== What is asked ==
Give all the lines below again, exactly, with no pictures.

== Material for the task ==

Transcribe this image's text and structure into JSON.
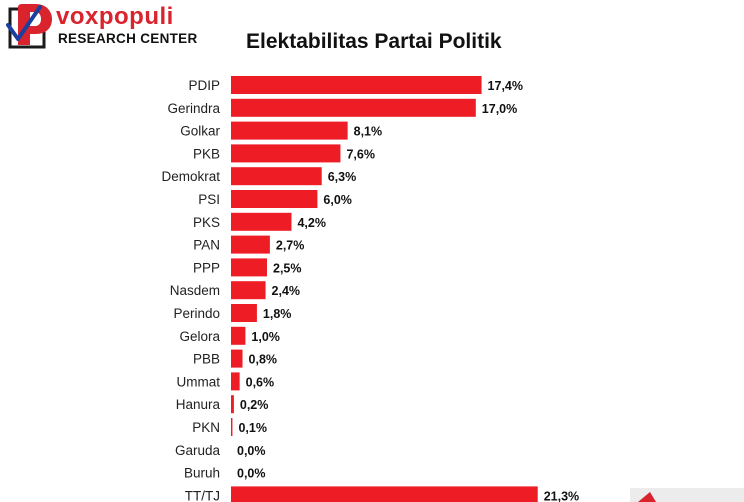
{
  "brand": {
    "name": "voxpopuli",
    "subtitle": "RESEARCH CENTER",
    "accent": "#d9232d"
  },
  "chart_data": {
    "type": "bar",
    "orientation": "horizontal",
    "title": "Elektabilitas Partai Politik",
    "bar_color": "#ee1c25",
    "categories": [
      "PDIP",
      "Gerindra",
      "Golkar",
      "PKB",
      "Demokrat",
      "PSI",
      "PKS",
      "PAN",
      "PPP",
      "Nasdem",
      "Perindo",
      "Gelora",
      "PBB",
      "Ummat",
      "Hanura",
      "PKN",
      "Garuda",
      "Buruh",
      "TT/TJ"
    ],
    "values": [
      17.4,
      17.0,
      8.1,
      7.6,
      6.3,
      6.0,
      4.2,
      2.7,
      2.5,
      2.4,
      1.8,
      1.0,
      0.8,
      0.6,
      0.2,
      0.1,
      0.0,
      0.0,
      21.3
    ],
    "data_labels": [
      "17,4%",
      "17,0%",
      "8,1%",
      "7,6%",
      "6,3%",
      "6,0%",
      "4,2%",
      "2,7%",
      "2,5%",
      "2,4%",
      "1,8%",
      "1,0%",
      "0,8%",
      "0,6%",
      "0,2%",
      "0,1%",
      "0,0%",
      "0,0%",
      "21,3%"
    ],
    "xlabel": "",
    "ylabel": "",
    "grid": false,
    "legend": "none"
  }
}
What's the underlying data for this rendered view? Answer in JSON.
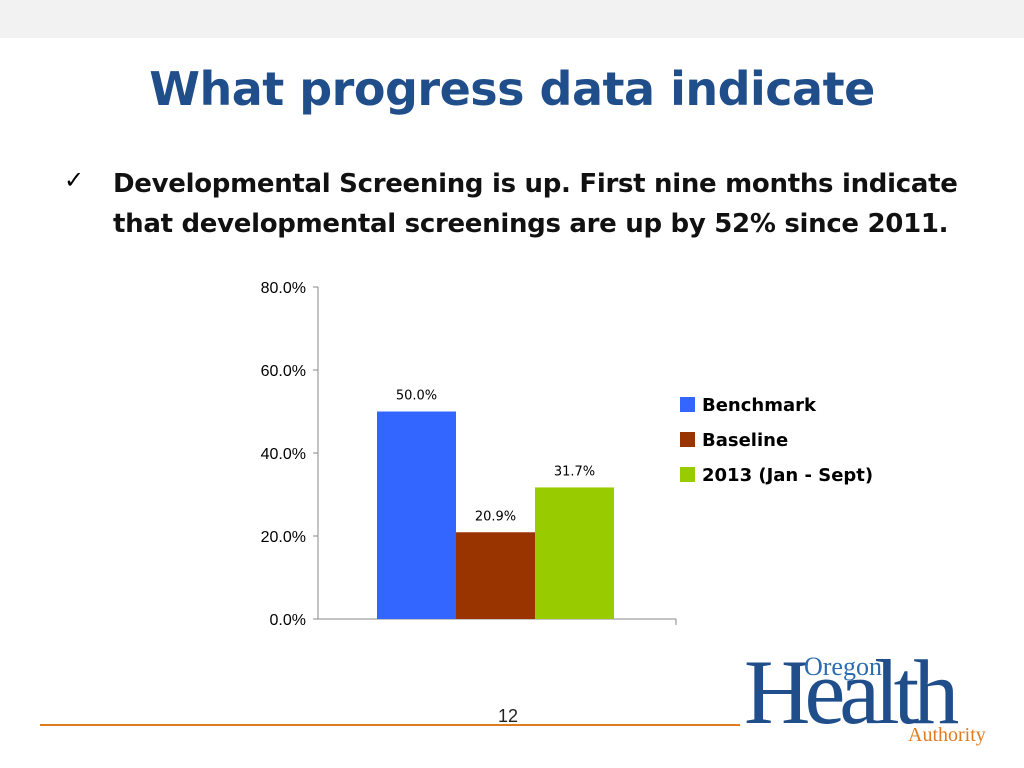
{
  "slide": {
    "title": "What progress data indicate",
    "bullet_icon": "checkmark",
    "bullet_text": "Developmental Screening is up.  First nine months indicate that developmental screenings are up by 52% since 2011.",
    "page_number": "12",
    "accent_color": "#e07b1f",
    "title_color": "#1f4e8a"
  },
  "logo": {
    "top": "Oregon",
    "main": "Health",
    "bottom": "Authority"
  },
  "chart_data": {
    "type": "bar",
    "title": "",
    "xlabel": "",
    "ylabel": "",
    "ylim": [
      0,
      80
    ],
    "yticks": [
      "0.0%",
      "20.0%",
      "40.0%",
      "60.0%",
      "80.0%"
    ],
    "series": [
      {
        "name": "Benchmark",
        "values": [
          50.0
        ],
        "label": "50.0%",
        "color": "#3366ff"
      },
      {
        "name": "Baseline",
        "values": [
          20.9
        ],
        "label": "20.9%",
        "color": "#993300"
      },
      {
        "name": "2013 (Jan - Sept)",
        "values": [
          31.7
        ],
        "label": "31.7%",
        "color": "#99cc00"
      }
    ],
    "legend_position": "right",
    "grid": false
  }
}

== Reply to the exercise ==
Transcribe this image's text and structure into JSON.
{
  "brand": {
    "name": "voxpopuli",
    "subtitle": "RESEARCH CENTER",
    "accent": "#d9232d"
  },
  "chart_data": {
    "type": "bar",
    "orientation": "horizontal",
    "title": "Elektabilitas Partai Politik",
    "bar_color": "#ee1c25",
    "categories": [
      "PDIP",
      "Gerindra",
      "Golkar",
      "PKB",
      "Demokrat",
      "PSI",
      "PKS",
      "PAN",
      "PPP",
      "Nasdem",
      "Perindo",
      "Gelora",
      "PBB",
      "Ummat",
      "Hanura",
      "PKN",
      "Garuda",
      "Buruh",
      "TT/TJ"
    ],
    "values": [
      17.4,
      17.0,
      8.1,
      7.6,
      6.3,
      6.0,
      4.2,
      2.7,
      2.5,
      2.4,
      1.8,
      1.0,
      0.8,
      0.6,
      0.2,
      0.1,
      0.0,
      0.0,
      21.3
    ],
    "data_labels": [
      "17,4%",
      "17,0%",
      "8,1%",
      "7,6%",
      "6,3%",
      "6,0%",
      "4,2%",
      "2,7%",
      "2,5%",
      "2,4%",
      "1,8%",
      "1,0%",
      "0,8%",
      "0,6%",
      "0,2%",
      "0,1%",
      "0,0%",
      "0,0%",
      "21,3%"
    ],
    "xlabel": "",
    "ylabel": "",
    "grid": false,
    "legend": "none"
  }
}
What's the underlying data for this rendered view? Answer in JSON.
{
  "slide": {
    "title": "What progress data indicate",
    "bullet_icon": "checkmark",
    "bullet_text": "Developmental Screening is up.  First nine months indicate that developmental screenings are up by 52% since 2011.",
    "page_number": "12",
    "accent_color": "#e07b1f",
    "title_color": "#1f4e8a"
  },
  "logo": {
    "top": "Oregon",
    "main": "Health",
    "bottom": "Authority"
  },
  "chart_data": {
    "type": "bar",
    "title": "",
    "xlabel": "",
    "ylabel": "",
    "ylim": [
      0,
      80
    ],
    "yticks": [
      "0.0%",
      "20.0%",
      "40.0%",
      "60.0%",
      "80.0%"
    ],
    "series": [
      {
        "name": "Benchmark",
        "values": [
          50.0
        ],
        "label": "50.0%",
        "color": "#3366ff"
      },
      {
        "name": "Baseline",
        "values": [
          20.9
        ],
        "label": "20.9%",
        "color": "#993300"
      },
      {
        "name": "2013 (Jan - Sept)",
        "values": [
          31.7
        ],
        "label": "31.7%",
        "color": "#99cc00"
      }
    ],
    "legend_position": "right",
    "grid": false
  }
}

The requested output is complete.